-- Provided records start --

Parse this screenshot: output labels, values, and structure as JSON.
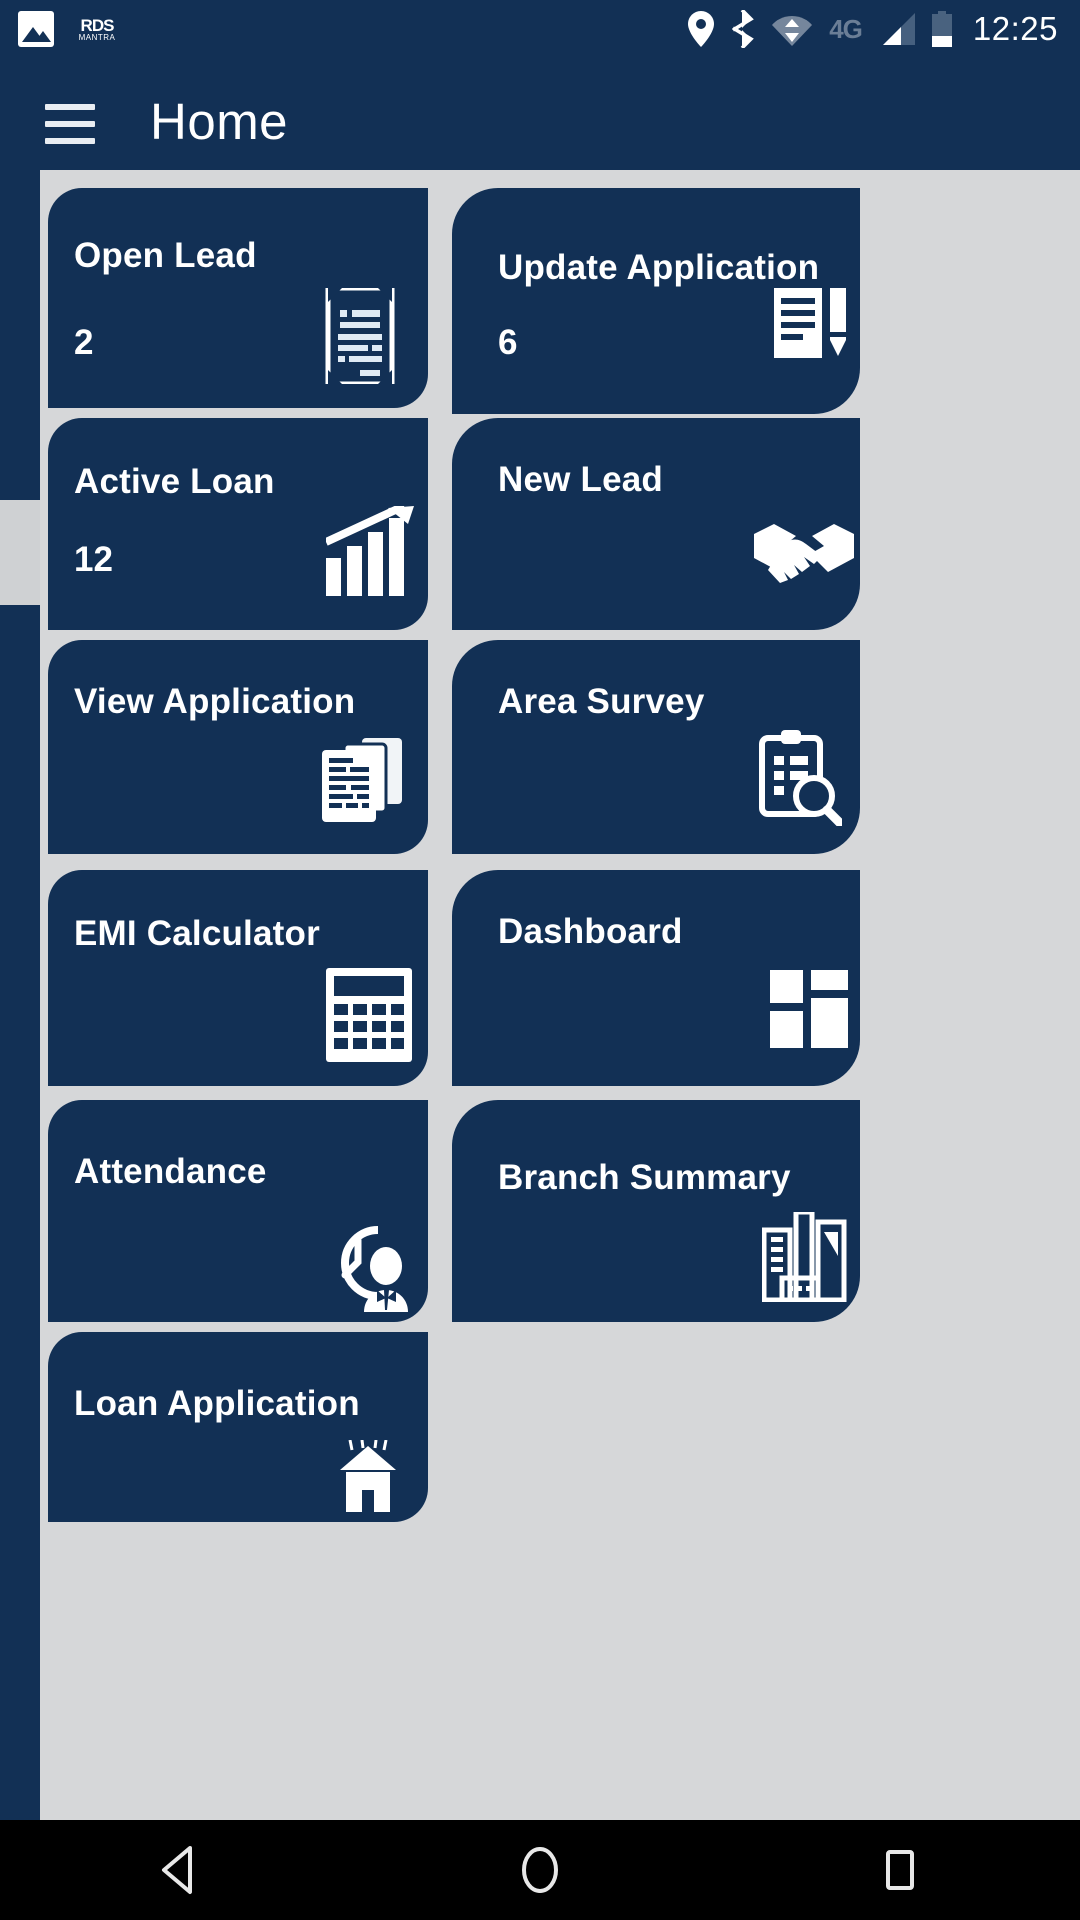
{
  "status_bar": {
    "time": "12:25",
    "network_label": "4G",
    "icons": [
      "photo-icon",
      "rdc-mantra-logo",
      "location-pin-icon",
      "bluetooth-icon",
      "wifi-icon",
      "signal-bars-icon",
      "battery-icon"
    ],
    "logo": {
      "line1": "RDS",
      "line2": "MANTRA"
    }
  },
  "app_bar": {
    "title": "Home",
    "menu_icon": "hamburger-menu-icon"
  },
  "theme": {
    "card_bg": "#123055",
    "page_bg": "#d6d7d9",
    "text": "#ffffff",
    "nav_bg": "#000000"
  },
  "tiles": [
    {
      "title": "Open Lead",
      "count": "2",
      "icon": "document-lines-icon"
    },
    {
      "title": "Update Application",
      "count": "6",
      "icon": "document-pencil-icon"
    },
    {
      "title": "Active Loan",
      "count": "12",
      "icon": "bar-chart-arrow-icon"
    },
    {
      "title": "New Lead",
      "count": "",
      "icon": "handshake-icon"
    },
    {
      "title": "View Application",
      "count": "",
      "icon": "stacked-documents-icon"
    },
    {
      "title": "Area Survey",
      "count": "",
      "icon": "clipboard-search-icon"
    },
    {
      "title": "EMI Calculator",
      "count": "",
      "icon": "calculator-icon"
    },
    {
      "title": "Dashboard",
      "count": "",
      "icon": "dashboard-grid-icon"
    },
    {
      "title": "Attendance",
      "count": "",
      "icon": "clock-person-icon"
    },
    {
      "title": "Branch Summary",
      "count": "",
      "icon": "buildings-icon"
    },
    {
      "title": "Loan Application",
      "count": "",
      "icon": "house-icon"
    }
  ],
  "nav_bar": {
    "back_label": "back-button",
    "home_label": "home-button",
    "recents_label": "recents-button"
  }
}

-- Provided records end --

**Task description:** Of the lines in the material, how many hold the word "button"? Reply with the number only.

**Task response:** 3